BRIEF: Extract, from the listing that follows, each line containing the word "æqualibus".

SUPPLIED RECORDS:
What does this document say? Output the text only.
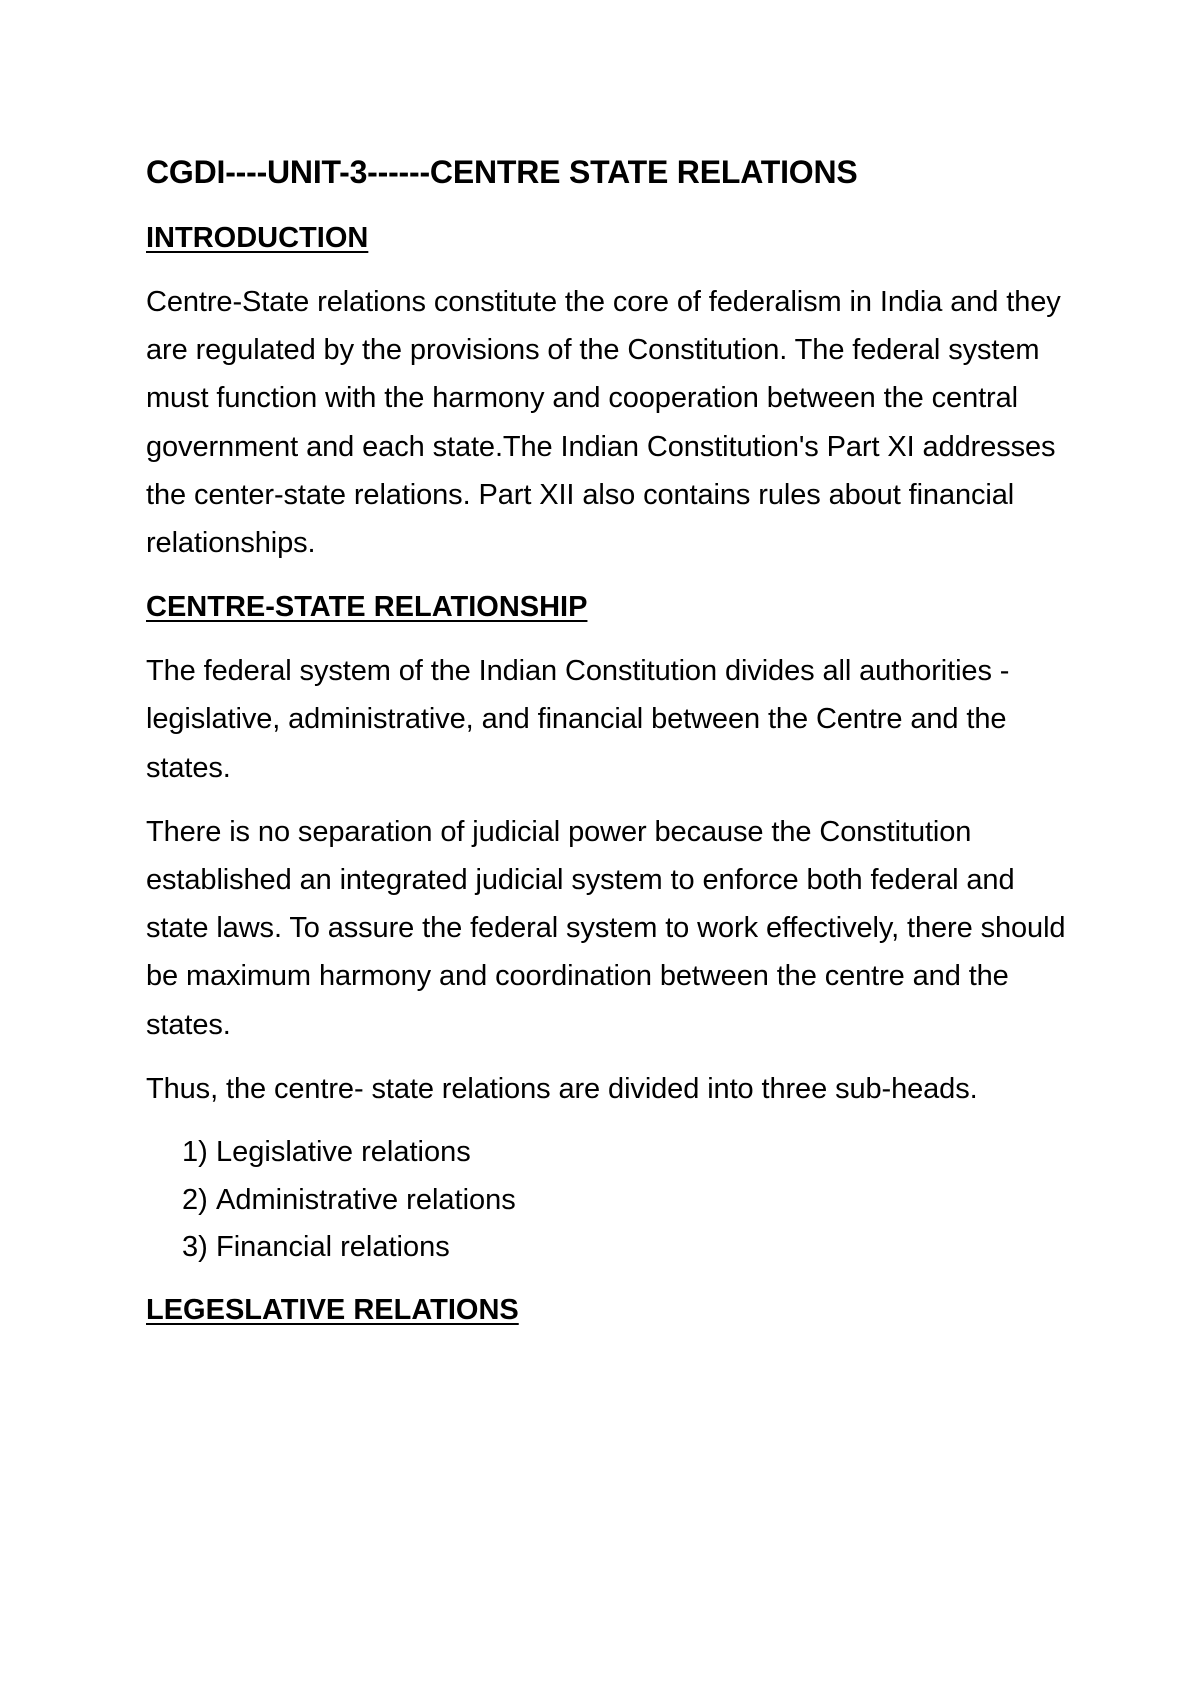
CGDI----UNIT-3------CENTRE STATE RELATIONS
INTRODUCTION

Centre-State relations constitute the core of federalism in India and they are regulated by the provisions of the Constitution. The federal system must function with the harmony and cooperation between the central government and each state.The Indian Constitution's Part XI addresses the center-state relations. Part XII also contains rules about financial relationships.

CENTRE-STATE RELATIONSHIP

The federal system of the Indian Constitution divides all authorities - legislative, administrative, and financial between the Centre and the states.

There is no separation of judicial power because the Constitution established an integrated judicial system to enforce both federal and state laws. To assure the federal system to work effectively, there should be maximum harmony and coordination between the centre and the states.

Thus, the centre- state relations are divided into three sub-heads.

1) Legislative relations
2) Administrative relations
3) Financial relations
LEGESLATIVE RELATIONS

---

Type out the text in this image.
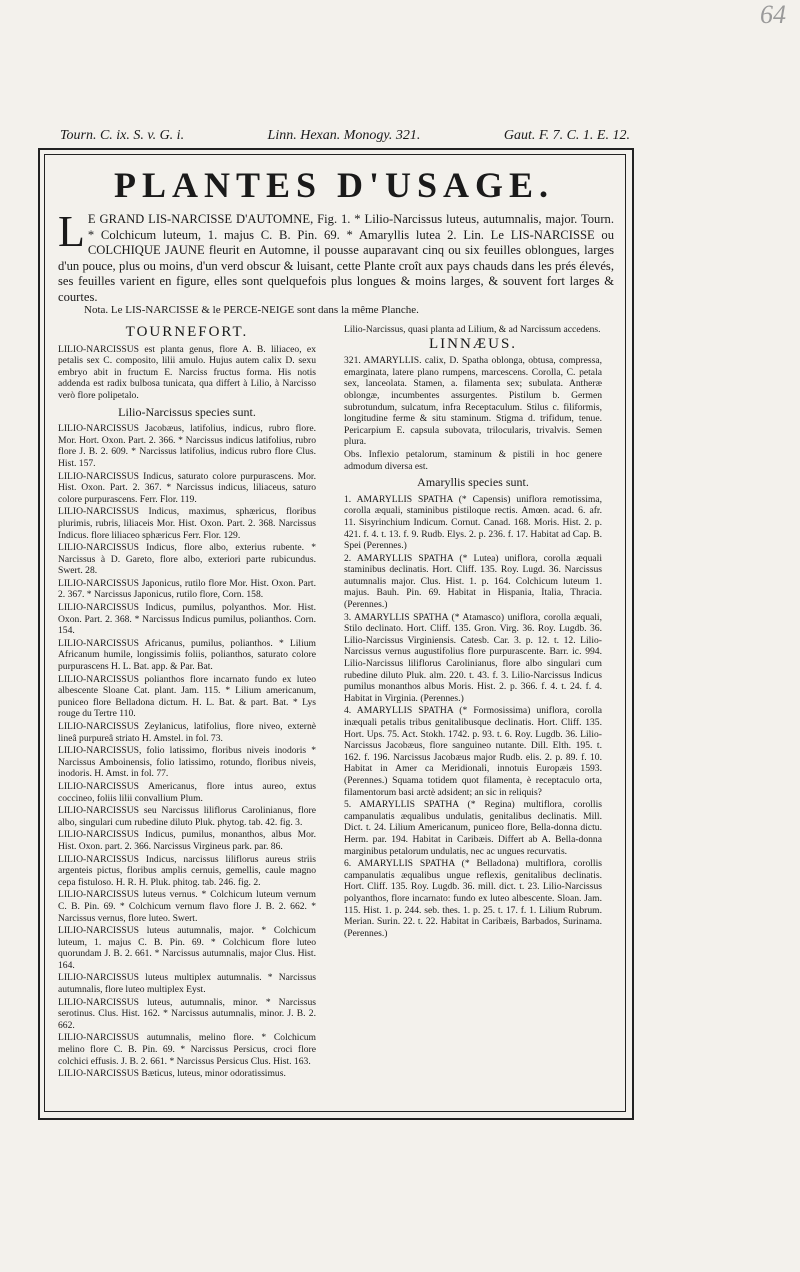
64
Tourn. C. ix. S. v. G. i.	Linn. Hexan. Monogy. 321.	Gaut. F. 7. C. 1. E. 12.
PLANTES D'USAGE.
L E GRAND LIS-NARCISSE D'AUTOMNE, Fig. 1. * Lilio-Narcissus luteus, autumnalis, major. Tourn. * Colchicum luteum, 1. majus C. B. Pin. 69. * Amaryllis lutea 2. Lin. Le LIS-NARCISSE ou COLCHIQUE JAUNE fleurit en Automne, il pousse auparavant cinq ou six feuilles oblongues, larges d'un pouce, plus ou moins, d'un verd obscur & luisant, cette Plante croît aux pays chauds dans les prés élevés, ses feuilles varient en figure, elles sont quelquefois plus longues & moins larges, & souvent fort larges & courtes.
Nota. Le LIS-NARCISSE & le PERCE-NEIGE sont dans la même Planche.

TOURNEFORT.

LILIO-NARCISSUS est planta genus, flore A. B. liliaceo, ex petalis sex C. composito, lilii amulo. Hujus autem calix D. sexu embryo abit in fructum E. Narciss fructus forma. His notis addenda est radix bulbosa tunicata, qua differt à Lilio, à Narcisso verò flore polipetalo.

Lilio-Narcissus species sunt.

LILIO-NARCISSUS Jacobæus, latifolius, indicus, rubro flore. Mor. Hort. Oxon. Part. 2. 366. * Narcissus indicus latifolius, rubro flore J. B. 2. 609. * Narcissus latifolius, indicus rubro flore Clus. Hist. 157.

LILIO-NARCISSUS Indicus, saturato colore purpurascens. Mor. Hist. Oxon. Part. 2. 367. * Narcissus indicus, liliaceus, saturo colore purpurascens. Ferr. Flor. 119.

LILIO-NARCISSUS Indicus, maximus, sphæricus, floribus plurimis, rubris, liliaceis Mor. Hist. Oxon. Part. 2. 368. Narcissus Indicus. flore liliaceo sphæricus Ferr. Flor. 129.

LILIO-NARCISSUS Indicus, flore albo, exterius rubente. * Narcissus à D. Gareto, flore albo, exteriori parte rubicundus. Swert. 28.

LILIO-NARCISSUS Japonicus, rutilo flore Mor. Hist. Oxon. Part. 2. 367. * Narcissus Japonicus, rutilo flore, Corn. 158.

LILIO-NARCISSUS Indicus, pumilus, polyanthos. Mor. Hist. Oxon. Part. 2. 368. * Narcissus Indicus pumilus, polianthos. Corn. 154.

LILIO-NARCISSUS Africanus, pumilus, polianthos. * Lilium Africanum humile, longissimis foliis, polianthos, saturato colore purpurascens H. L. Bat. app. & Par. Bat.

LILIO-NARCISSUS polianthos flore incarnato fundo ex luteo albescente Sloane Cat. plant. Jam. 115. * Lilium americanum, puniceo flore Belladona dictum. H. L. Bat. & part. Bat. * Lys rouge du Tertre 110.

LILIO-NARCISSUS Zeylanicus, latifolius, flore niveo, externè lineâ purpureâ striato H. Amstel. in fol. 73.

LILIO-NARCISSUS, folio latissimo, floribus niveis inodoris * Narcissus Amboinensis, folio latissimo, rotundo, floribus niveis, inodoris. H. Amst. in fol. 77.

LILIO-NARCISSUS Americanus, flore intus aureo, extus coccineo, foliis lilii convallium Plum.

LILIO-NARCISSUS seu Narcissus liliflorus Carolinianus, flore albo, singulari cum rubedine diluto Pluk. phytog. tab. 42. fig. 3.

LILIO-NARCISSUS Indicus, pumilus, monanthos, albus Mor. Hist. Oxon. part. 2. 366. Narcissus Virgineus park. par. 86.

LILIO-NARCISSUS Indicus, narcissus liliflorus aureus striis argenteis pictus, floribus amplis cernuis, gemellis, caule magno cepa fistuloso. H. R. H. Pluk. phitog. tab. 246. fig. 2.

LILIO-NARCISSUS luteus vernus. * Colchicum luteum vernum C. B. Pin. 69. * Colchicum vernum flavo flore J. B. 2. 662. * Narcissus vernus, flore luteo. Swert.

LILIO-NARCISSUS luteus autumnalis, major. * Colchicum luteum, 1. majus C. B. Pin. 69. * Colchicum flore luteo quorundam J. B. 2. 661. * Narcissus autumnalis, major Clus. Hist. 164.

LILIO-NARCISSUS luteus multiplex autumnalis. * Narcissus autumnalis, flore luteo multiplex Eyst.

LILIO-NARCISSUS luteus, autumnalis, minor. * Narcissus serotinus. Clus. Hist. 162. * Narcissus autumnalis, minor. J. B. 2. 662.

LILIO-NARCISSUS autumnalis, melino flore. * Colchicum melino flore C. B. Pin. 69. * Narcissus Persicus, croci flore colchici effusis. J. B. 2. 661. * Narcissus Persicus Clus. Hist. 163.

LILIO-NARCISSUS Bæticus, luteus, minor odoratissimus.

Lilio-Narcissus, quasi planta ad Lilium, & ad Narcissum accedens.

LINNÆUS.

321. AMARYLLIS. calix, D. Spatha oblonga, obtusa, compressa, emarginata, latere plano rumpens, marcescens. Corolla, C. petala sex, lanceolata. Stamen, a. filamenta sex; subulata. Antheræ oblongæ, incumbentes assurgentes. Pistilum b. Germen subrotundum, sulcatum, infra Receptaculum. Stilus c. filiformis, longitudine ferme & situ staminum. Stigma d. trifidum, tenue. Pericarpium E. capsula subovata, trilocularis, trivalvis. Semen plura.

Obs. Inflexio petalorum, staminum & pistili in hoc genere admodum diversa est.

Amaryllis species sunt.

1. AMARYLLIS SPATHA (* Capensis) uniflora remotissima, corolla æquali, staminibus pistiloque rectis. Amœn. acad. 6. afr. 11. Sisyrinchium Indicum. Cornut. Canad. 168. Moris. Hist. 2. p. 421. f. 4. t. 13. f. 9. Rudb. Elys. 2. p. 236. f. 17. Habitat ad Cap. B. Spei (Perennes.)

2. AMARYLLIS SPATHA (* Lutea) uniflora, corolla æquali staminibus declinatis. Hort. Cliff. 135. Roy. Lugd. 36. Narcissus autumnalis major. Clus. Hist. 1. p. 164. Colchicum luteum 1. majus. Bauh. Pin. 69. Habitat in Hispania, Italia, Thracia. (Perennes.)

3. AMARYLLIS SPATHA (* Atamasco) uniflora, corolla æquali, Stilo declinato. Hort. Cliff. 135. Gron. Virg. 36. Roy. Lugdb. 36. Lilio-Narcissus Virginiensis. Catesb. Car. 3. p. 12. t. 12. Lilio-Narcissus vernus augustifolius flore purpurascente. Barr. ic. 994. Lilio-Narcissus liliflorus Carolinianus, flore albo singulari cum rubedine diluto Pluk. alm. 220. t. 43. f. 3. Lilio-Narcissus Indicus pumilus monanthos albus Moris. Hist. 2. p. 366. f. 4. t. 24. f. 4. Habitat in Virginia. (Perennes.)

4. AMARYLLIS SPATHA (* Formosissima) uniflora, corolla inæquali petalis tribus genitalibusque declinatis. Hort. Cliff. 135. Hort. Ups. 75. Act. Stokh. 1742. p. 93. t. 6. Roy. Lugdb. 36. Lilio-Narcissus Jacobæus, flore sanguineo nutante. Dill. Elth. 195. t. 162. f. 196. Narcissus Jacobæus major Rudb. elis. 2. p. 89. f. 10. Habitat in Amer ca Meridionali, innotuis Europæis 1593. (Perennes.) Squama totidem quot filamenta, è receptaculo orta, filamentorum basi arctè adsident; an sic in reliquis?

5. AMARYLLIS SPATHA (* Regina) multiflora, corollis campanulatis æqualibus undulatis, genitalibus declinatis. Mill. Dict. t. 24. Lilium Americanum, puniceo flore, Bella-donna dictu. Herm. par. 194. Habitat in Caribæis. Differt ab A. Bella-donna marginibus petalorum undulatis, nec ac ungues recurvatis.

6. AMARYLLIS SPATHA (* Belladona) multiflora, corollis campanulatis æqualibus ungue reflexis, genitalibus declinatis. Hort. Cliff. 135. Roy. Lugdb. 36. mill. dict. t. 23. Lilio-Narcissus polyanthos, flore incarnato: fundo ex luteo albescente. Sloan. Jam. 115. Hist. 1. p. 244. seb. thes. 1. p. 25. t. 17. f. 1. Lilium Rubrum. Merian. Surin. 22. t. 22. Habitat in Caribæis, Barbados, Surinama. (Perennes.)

==

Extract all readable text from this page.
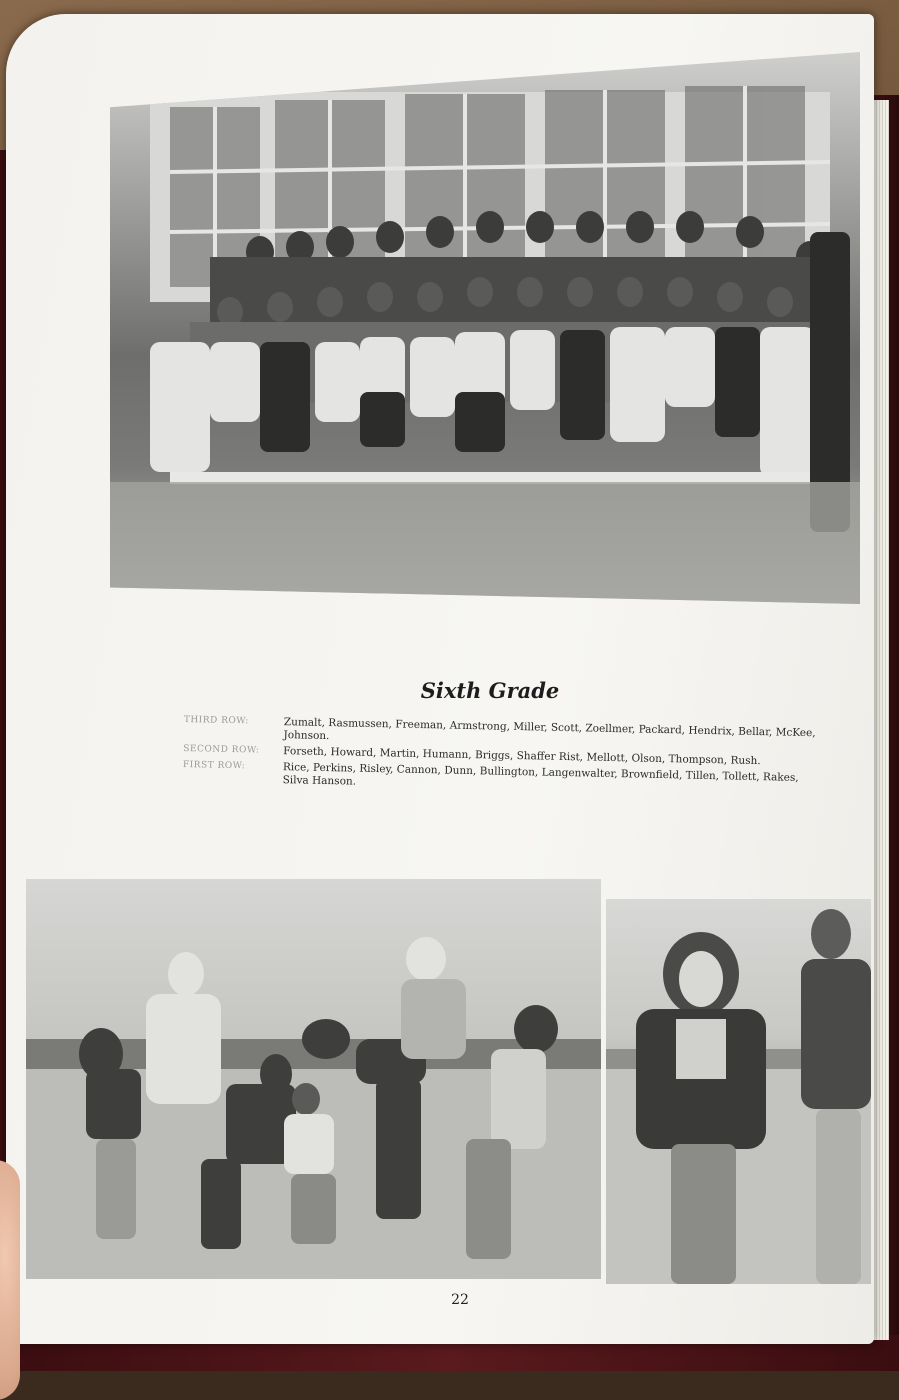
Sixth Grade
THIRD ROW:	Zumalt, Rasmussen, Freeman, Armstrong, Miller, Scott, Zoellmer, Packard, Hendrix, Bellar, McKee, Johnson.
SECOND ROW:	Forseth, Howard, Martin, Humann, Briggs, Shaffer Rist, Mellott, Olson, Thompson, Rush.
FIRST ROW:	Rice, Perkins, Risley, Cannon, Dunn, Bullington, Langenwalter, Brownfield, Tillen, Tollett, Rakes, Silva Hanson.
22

RESPONSE TO THE EXERCISE:
5. AMARYLLIS SPATHA (* Regina) multiflora, corollis campanulatis æqualibus undulatis, genitalibus declinatis. Mill. Dict. t. 24. Lilium Americanum, puniceo flore, Bella-donna dictu. Herm. par. 194. Habitat in Caribæis. Differt ab A. Bella-donna marginibus petalorum undulatis, nec ac ungues recurvatis.
6. AMARYLLIS SPATHA (* Belladona) multiflora, corollis campanulatis æqualibus ungue reflexis, genitalibus declinatis. Hort. Cliff. 135. Roy. Lugdb. 36. mill. dict. t. 23. Lilio-Narcissus polyanthos, flore incarnato: fundo ex luteo albescente. Sloan. Jam. 115. Hist. 1. p. 244. seb. thes. 1. p. 25. t. 17. f. 1. Lilium Rubrum. Merian. Surin. 22. t. 22. Habitat in Caribæis, Barbados, Surinama. (Perennes.)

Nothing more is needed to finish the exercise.